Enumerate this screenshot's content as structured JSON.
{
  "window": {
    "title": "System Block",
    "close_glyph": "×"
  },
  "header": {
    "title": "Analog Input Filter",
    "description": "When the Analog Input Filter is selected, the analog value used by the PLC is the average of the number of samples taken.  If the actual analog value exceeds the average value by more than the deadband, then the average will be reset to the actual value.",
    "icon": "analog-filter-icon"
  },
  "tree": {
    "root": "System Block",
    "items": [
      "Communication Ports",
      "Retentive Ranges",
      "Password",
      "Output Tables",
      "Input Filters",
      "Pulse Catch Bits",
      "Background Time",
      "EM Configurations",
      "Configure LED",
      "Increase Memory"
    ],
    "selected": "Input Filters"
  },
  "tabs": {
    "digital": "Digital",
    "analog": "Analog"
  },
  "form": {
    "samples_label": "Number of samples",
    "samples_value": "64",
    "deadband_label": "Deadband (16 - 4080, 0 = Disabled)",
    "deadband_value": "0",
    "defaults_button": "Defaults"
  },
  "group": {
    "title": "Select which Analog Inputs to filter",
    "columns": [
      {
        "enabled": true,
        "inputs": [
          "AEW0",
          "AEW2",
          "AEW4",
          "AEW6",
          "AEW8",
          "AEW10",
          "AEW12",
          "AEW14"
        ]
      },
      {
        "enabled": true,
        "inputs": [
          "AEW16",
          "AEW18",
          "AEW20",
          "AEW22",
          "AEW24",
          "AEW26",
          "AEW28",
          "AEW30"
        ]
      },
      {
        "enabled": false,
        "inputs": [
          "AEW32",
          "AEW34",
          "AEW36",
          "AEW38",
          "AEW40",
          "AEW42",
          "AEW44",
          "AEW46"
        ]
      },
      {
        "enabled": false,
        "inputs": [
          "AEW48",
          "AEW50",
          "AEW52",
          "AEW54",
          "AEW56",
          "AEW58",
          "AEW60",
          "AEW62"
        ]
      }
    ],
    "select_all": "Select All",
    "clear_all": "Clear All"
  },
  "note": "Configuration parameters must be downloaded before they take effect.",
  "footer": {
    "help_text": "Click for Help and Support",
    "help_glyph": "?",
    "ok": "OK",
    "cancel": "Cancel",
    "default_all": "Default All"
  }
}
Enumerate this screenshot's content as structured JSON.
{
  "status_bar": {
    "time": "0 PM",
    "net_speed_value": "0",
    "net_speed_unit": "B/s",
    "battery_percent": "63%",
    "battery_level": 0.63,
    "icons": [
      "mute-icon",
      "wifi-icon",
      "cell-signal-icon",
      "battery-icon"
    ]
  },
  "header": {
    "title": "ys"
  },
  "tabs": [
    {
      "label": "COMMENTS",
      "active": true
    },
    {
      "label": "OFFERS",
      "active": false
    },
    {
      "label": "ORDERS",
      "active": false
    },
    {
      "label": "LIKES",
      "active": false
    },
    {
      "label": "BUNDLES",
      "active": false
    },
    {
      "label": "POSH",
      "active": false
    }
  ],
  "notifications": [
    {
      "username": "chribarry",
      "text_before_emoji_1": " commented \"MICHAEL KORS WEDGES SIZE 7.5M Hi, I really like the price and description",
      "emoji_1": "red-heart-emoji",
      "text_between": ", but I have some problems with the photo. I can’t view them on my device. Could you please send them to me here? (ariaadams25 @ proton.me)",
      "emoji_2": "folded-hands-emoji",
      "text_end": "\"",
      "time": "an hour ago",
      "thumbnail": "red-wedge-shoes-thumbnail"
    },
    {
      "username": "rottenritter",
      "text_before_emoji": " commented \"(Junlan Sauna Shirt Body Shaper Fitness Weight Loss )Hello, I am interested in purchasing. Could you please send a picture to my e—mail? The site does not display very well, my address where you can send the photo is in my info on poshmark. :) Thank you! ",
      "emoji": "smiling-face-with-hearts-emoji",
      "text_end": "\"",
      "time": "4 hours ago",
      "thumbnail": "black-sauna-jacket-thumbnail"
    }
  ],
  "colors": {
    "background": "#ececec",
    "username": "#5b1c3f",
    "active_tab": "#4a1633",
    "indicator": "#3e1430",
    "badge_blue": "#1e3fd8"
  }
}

What is needed
Retype the material above, line by line, exactly.

Solution
Enumerate this screenshot's content as structured JSON.
{
  "window": {
    "title": "System Block",
    "close_glyph": "×"
  },
  "header": {
    "title": "Analog Input Filter",
    "description": "When the Analog Input Filter is selected, the analog value used by the PLC is the average of the number of samples taken.  If the actual analog value exceeds the average value by more than the deadband, then the average will be reset to the actual value.",
    "icon": "analog-filter-icon"
  },
  "tree": {
    "root": "System Block",
    "items": [
      "Communication Ports",
      "Retentive Ranges",
      "Password",
      "Output Tables",
      "Input Filters",
      "Pulse Catch Bits",
      "Background Time",
      "EM Configurations",
      "Configure LED",
      "Increase Memory"
    ],
    "selected": "Input Filters"
  },
  "tabs": {
    "digital": "Digital",
    "analog": "Analog"
  },
  "form": {
    "samples_label": "Number of samples",
    "samples_value": "64",
    "deadband_label": "Deadband (16 - 4080, 0 = Disabled)",
    "deadband_value": "0",
    "defaults_button": "Defaults"
  },
  "group": {
    "title": "Select which Analog Inputs to filter",
    "columns": [
      {
        "enabled": true,
        "inputs": [
          "AEW0",
          "AEW2",
          "AEW4",
          "AEW6",
          "AEW8",
          "AEW10",
          "AEW12",
          "AEW14"
        ]
      },
      {
        "enabled": true,
        "inputs": [
          "AEW16",
          "AEW18",
          "AEW20",
          "AEW22",
          "AEW24",
          "AEW26",
          "AEW28",
          "AEW30"
        ]
      },
      {
        "enabled": false,
        "inputs": [
          "AEW32",
          "AEW34",
          "AEW36",
          "AEW38",
          "AEW40",
          "AEW42",
          "AEW44",
          "AEW46"
        ]
      },
      {
        "enabled": false,
        "inputs": [
          "AEW48",
          "AEW50",
          "AEW52",
          "AEW54",
          "AEW56",
          "AEW58",
          "AEW60",
          "AEW62"
        ]
      }
    ],
    "select_all": "Select All",
    "clear_all": "Clear All"
  },
  "note": "Configuration parameters must be downloaded before they take effect.",
  "footer": {
    "help_text": "Click for Help and Support",
    "help_glyph": "?",
    "ok": "OK",
    "cancel": "Cancel",
    "default_all": "Default All"
  }
}
Enumerate this screenshot's content as structured JSON.
{
  "status_bar": {
    "time": "0 PM",
    "net_speed_value": "0",
    "net_speed_unit": "B/s",
    "battery_percent": "63%",
    "battery_level": 0.63,
    "icons": [
      "mute-icon",
      "wifi-icon",
      "cell-signal-icon",
      "battery-icon"
    ]
  },
  "header": {
    "title": "ys"
  },
  "tabs": [
    {
      "label": "COMMENTS",
      "active": true
    },
    {
      "label": "OFFERS",
      "active": false
    },
    {
      "label": "ORDERS",
      "active": false
    },
    {
      "label": "LIKES",
      "active": false
    },
    {
      "label": "BUNDLES",
      "active": false
    },
    {
      "label": "POSH",
      "active": false
    }
  ],
  "notifications": [
    {
      "username": "chribarry",
      "text_before_emoji_1": " commented \"MICHAEL KORS WEDGES SIZE 7.5M Hi, I really like the price and description",
      "emoji_1": "red-heart-emoji",
      "text_between": ", but I have some problems with the photo. I can’t view them on my device. Could you please send them to me here? (ariaadams25 @ proton.me)",
      "emoji_2": "folded-hands-emoji",
      "text_end": "\"",
      "time": "an hour ago",
      "thumbnail": "red-wedge-shoes-thumbnail"
    },
    {
      "username": "rottenritter",
      "text_before_emoji": " commented \"(Junlan Sauna Shirt Body Shaper Fitness Weight Loss )Hello, I am interested in purchasing. Could you please send a picture to my e—mail? The site does not display very well, my address where you can send the photo is in my info on poshmark. :) Thank you! ",
      "emoji": "smiling-face-with-hearts-emoji",
      "text_end": "\"",
      "time": "4 hours ago",
      "thumbnail": "black-sauna-jacket-thumbnail"
    }
  ],
  "colors": {
    "background": "#ececec",
    "username": "#5b1c3f",
    "active_tab": "#4a1633",
    "indicator": "#3e1430",
    "badge_blue": "#1e3fd8"
  }
}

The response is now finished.